* start Supplied information *
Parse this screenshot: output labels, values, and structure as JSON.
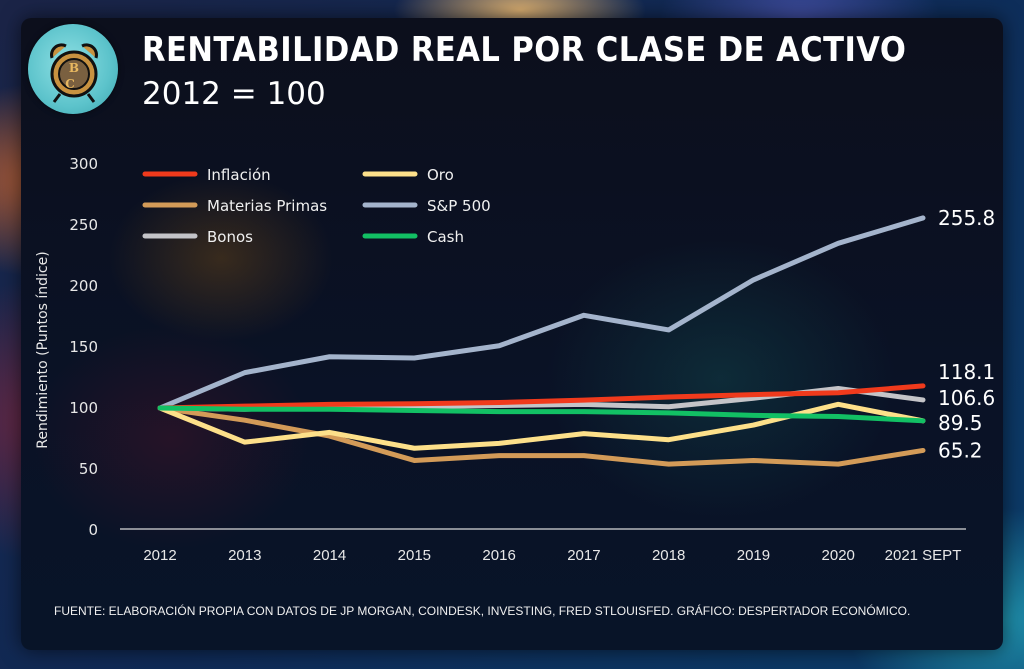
{
  "header": {
    "title": "RENTABILIDAD REAL POR CLASE DE ACTIVO",
    "subtitle": "2012 = 100"
  },
  "source": "FUENTE:  ELABORACIÓN PROPIA CON DATOS DE JP MORGAN, COINDESK, INVESTING, FRED STLOUISFED.  GRÁFICO: DESPERTADOR ECONÓMICO.",
  "logo": "alarm-clock-logo",
  "chart_data": {
    "type": "line",
    "title": "RENTABILIDAD REAL POR CLASE DE ACTIVO",
    "subtitle": "2012 = 100",
    "xlabel": "",
    "ylabel": "Rendimiento (Puntos índice)",
    "ylim": [
      0,
      300
    ],
    "yticks": [
      0,
      50,
      100,
      150,
      200,
      250,
      300
    ],
    "grid": false,
    "legend_position": "top-left",
    "categories": [
      "2012",
      "2013",
      "2014",
      "2015",
      "2016",
      "2017",
      "2018",
      "2019",
      "2020",
      "2021 SEPT"
    ],
    "series": [
      {
        "name": "Inflación",
        "color": "#f03a1c",
        "values": [
          100,
          101.5,
          103,
          103.5,
          104.5,
          106.5,
          109,
          111,
          112.5,
          118.1
        ],
        "end_label": "118.1"
      },
      {
        "name": "Materias Primas",
        "color": "#d39b58",
        "values": [
          100,
          90,
          77,
          57,
          61,
          61,
          54,
          57,
          54,
          65.2
        ],
        "end_label": "65.2"
      },
      {
        "name": "Bonos",
        "color": "#c4c4c8",
        "values": [
          100,
          99,
          101,
          101,
          102,
          103,
          101,
          108,
          116,
          106.6
        ],
        "end_label": "106.6"
      },
      {
        "name": "Oro",
        "color": "#fde08a",
        "values": [
          100,
          72,
          80,
          67,
          71,
          79,
          74,
          86,
          103,
          89.5
        ],
        "end_label": "89.5"
      },
      {
        "name": "S&P 500",
        "color": "#a4b4cc",
        "values": [
          100,
          129,
          142,
          141,
          151,
          176,
          164,
          205,
          235,
          255.8
        ],
        "end_label": "255.8"
      },
      {
        "name": "Cash",
        "color": "#12c064",
        "values": [
          100,
          99,
          99,
          98,
          97,
          97,
          96,
          94,
          93,
          89.5
        ],
        "end_label": ""
      }
    ]
  }
}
* end Supplied information *
(Stated exercise)
Using the records above, output their complete text exactly, minus any images.

(Response to this task)
Parse this screenshot: output labels, values, and structure as JSON.
{
  "header": {
    "title": "RENTABILIDAD REAL POR CLASE DE ACTIVO",
    "subtitle": "2012 = 100"
  },
  "source": "FUENTE:  ELABORACIÓN PROPIA CON DATOS DE JP MORGAN, COINDESK, INVESTING, FRED STLOUISFED.  GRÁFICO: DESPERTADOR ECONÓMICO.",
  "logo": "alarm-clock-logo",
  "chart_data": {
    "type": "line",
    "title": "RENTABILIDAD REAL POR CLASE DE ACTIVO",
    "subtitle": "2012 = 100",
    "xlabel": "",
    "ylabel": "Rendimiento (Puntos índice)",
    "ylim": [
      0,
      300
    ],
    "yticks": [
      0,
      50,
      100,
      150,
      200,
      250,
      300
    ],
    "grid": false,
    "legend_position": "top-left",
    "categories": [
      "2012",
      "2013",
      "2014",
      "2015",
      "2016",
      "2017",
      "2018",
      "2019",
      "2020",
      "2021 SEPT"
    ],
    "series": [
      {
        "name": "Inflación",
        "color": "#f03a1c",
        "values": [
          100,
          101.5,
          103,
          103.5,
          104.5,
          106.5,
          109,
          111,
          112.5,
          118.1
        ],
        "end_label": "118.1"
      },
      {
        "name": "Materias Primas",
        "color": "#d39b58",
        "values": [
          100,
          90,
          77,
          57,
          61,
          61,
          54,
          57,
          54,
          65.2
        ],
        "end_label": "65.2"
      },
      {
        "name": "Bonos",
        "color": "#c4c4c8",
        "values": [
          100,
          99,
          101,
          101,
          102,
          103,
          101,
          108,
          116,
          106.6
        ],
        "end_label": "106.6"
      },
      {
        "name": "Oro",
        "color": "#fde08a",
        "values": [
          100,
          72,
          80,
          67,
          71,
          79,
          74,
          86,
          103,
          89.5
        ],
        "end_label": "89.5"
      },
      {
        "name": "S&P 500",
        "color": "#a4b4cc",
        "values": [
          100,
          129,
          142,
          141,
          151,
          176,
          164,
          205,
          235,
          255.8
        ],
        "end_label": "255.8"
      },
      {
        "name": "Cash",
        "color": "#12c064",
        "values": [
          100,
          99,
          99,
          98,
          97,
          97,
          96,
          94,
          93,
          89.5
        ],
        "end_label": ""
      }
    ]
  }
}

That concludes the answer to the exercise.